--- Material shown ---
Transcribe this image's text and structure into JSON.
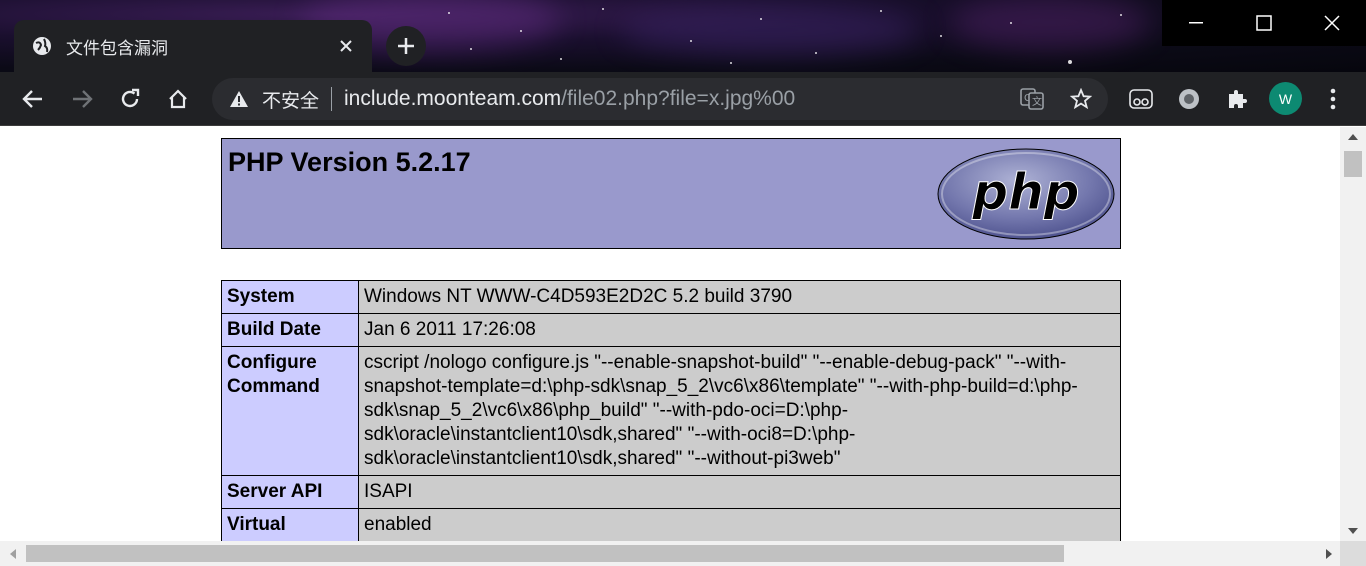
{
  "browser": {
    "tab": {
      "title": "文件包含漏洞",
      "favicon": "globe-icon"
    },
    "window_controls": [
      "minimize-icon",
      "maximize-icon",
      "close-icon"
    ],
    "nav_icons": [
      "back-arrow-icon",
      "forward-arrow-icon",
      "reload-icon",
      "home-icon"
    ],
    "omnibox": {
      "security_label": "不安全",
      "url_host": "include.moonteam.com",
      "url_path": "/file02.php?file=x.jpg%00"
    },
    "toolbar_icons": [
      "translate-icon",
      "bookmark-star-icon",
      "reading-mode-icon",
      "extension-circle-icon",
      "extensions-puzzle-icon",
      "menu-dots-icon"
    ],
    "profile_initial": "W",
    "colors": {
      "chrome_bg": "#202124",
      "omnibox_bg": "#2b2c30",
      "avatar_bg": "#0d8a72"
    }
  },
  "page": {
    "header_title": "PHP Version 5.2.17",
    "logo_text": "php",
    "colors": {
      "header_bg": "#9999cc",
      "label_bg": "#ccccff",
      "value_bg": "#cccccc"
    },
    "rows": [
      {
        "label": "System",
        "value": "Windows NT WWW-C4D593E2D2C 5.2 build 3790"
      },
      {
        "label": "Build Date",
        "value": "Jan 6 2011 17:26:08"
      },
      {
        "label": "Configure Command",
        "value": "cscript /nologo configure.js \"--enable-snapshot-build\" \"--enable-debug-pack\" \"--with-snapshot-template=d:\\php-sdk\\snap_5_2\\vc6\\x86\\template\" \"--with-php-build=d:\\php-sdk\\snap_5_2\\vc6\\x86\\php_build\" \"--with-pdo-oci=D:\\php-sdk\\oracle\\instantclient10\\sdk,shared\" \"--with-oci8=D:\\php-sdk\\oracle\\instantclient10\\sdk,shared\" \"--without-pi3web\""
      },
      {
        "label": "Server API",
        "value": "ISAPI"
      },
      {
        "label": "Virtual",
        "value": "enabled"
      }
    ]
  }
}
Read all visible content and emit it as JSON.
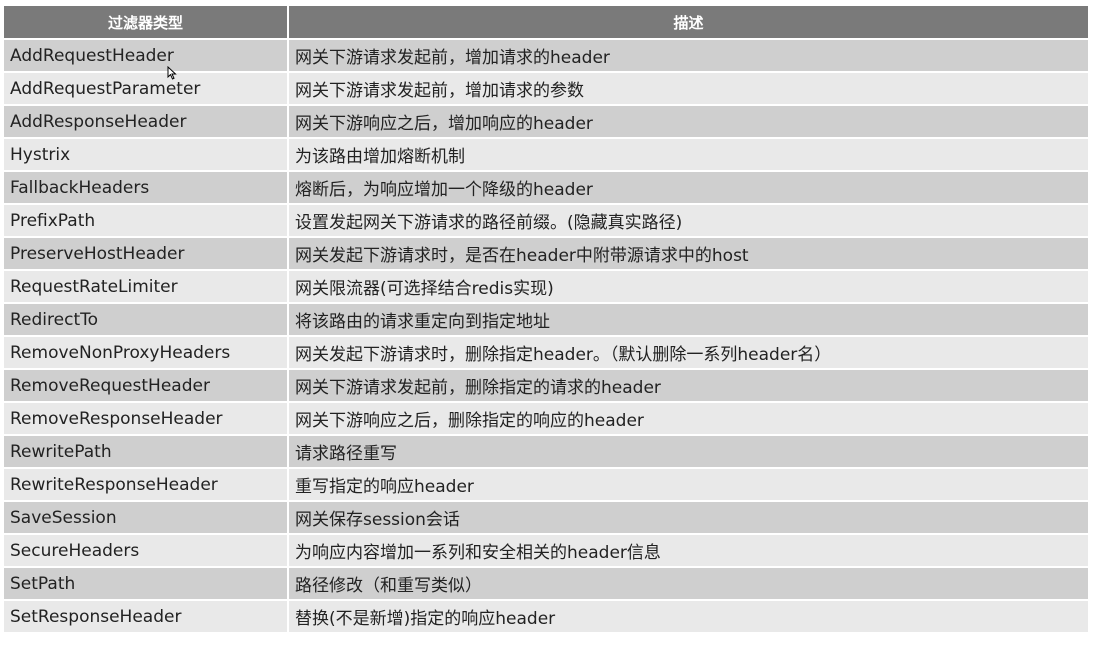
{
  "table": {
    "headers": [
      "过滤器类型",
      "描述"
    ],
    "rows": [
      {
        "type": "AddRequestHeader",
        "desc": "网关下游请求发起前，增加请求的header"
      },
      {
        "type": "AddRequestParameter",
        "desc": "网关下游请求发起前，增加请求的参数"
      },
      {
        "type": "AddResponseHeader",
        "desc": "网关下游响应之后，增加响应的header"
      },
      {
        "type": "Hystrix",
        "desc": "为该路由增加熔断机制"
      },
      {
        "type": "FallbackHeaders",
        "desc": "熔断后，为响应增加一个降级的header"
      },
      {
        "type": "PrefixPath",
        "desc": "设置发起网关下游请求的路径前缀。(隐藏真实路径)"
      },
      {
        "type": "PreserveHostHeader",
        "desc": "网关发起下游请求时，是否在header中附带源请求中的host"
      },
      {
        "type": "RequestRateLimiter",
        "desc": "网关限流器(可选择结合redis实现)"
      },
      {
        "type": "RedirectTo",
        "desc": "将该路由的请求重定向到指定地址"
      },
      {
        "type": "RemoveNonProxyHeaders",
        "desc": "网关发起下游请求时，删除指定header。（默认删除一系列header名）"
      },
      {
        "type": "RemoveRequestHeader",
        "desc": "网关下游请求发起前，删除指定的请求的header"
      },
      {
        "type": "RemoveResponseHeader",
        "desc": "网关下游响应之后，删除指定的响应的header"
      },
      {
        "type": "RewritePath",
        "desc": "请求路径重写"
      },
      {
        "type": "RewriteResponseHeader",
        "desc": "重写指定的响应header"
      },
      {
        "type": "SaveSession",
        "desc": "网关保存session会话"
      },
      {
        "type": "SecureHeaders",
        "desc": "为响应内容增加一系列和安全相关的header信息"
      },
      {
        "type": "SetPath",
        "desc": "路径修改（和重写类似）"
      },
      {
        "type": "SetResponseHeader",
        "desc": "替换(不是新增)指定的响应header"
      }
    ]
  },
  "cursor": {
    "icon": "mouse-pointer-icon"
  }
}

--- Problem ---
Examine the records and pull out every line where the string "网关下游请求发起前" occurs.

--- Solution ---
        "desc": "网关下游请求发起前，增加请求的header"
        "desc": "网关下游请求发起前，增加请求的参数"
        "desc": "网关下游请求发起前，删除指定的请求的header"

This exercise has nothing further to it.